▶ [To do]
From the entries that follow, gather each line holding the word "sacerdotes".

▶ [Data for this exercise]
'''

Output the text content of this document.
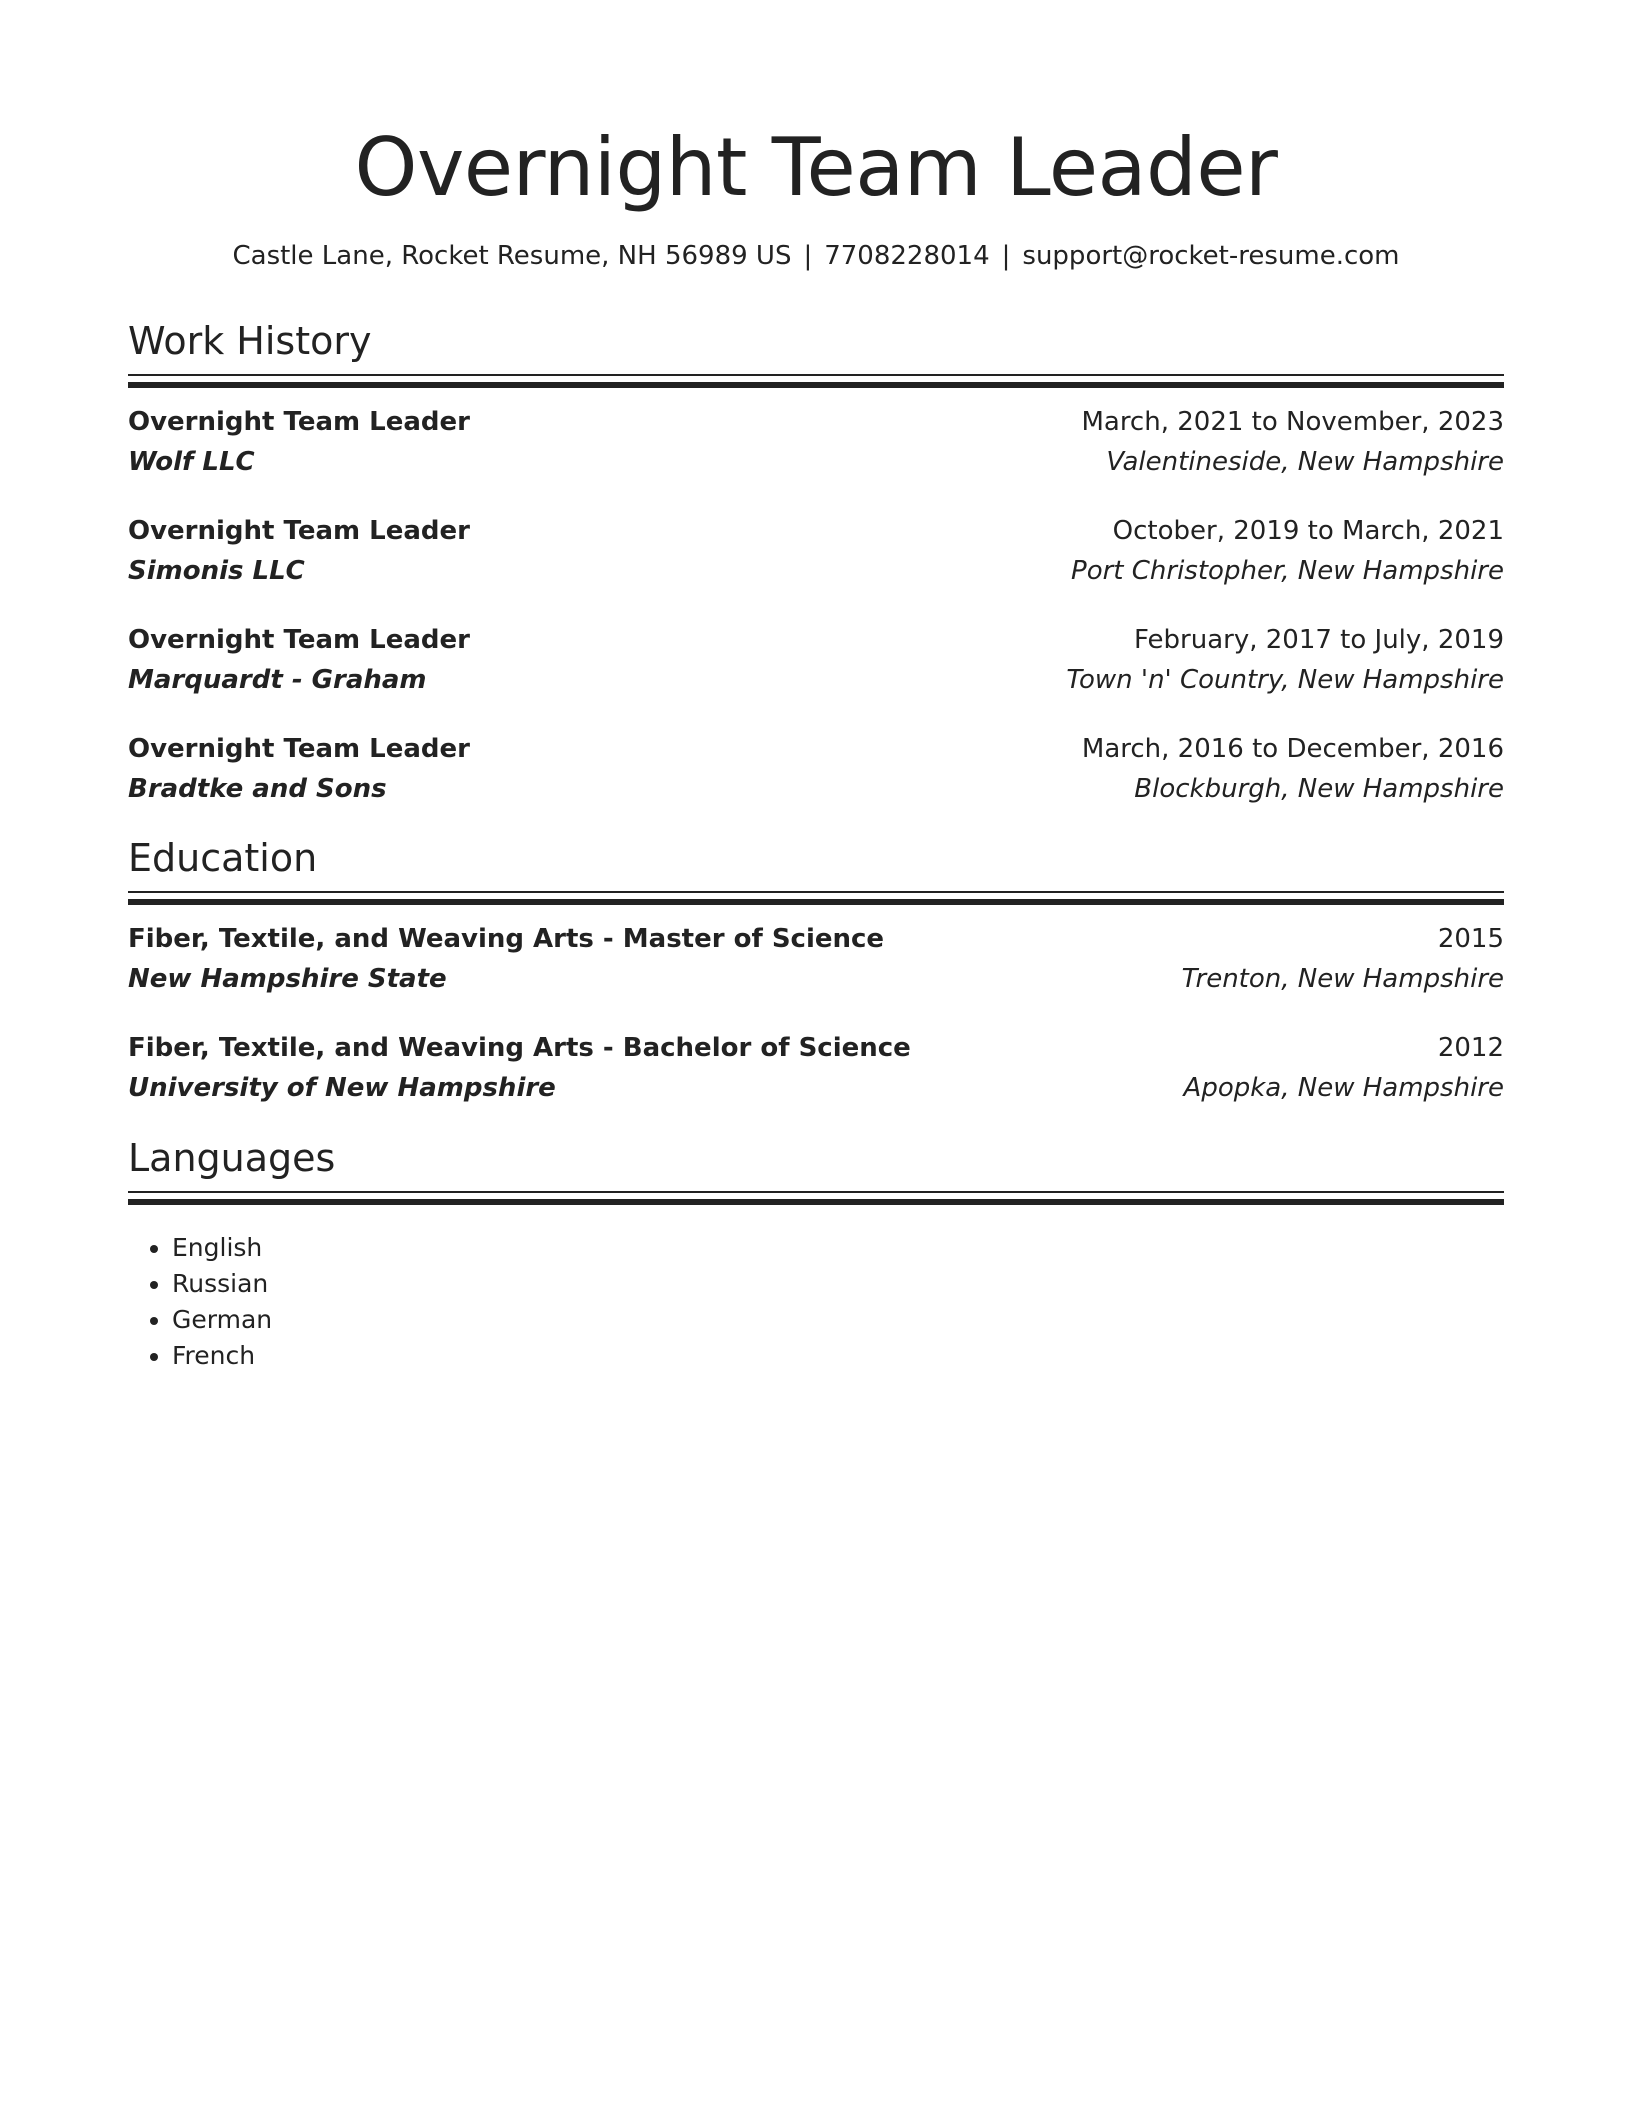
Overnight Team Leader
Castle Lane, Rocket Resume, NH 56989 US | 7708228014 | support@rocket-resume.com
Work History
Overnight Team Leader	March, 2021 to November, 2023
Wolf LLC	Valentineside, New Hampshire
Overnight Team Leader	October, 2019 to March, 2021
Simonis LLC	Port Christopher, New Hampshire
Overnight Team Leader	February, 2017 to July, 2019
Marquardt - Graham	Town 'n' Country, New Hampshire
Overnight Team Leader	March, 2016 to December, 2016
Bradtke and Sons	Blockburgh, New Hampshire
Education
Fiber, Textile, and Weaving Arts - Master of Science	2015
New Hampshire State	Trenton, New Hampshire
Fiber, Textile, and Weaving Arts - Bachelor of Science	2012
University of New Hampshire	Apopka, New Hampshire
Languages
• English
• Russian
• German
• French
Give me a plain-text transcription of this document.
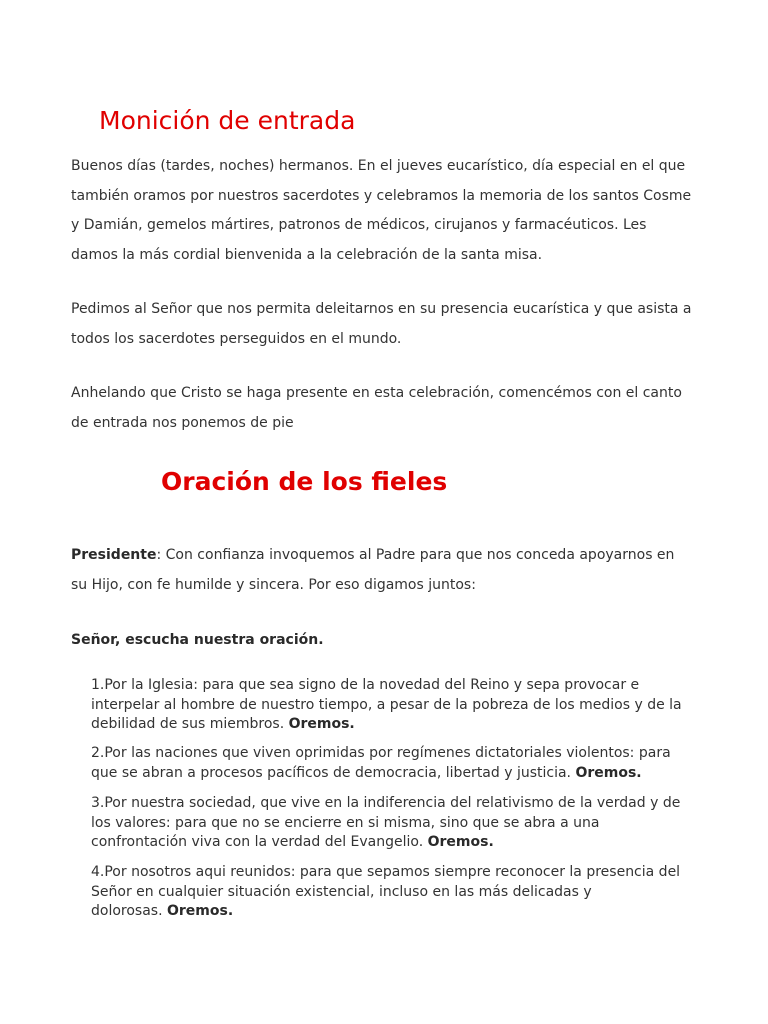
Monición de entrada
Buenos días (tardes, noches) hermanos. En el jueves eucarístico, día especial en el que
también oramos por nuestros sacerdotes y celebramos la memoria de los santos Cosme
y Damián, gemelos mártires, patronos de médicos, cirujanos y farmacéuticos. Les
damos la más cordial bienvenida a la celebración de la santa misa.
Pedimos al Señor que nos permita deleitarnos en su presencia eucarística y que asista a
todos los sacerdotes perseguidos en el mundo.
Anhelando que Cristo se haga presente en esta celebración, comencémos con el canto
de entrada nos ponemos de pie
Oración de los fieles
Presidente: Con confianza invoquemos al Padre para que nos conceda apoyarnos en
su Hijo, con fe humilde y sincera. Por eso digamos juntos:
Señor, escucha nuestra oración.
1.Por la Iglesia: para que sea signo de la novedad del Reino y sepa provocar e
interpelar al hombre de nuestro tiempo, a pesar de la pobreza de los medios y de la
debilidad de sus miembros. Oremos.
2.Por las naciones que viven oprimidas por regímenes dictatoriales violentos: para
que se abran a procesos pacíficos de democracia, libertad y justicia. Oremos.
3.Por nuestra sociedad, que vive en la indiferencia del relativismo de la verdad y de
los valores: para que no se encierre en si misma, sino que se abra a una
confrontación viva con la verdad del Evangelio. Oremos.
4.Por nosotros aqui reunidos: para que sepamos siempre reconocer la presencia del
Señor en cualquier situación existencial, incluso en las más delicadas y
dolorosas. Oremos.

'''

▶ [Task response]
también oramos por nuestros sacerdotes y celebramos la memoria de los santos Cosme
todos los sacerdotes perseguidos en el mundo.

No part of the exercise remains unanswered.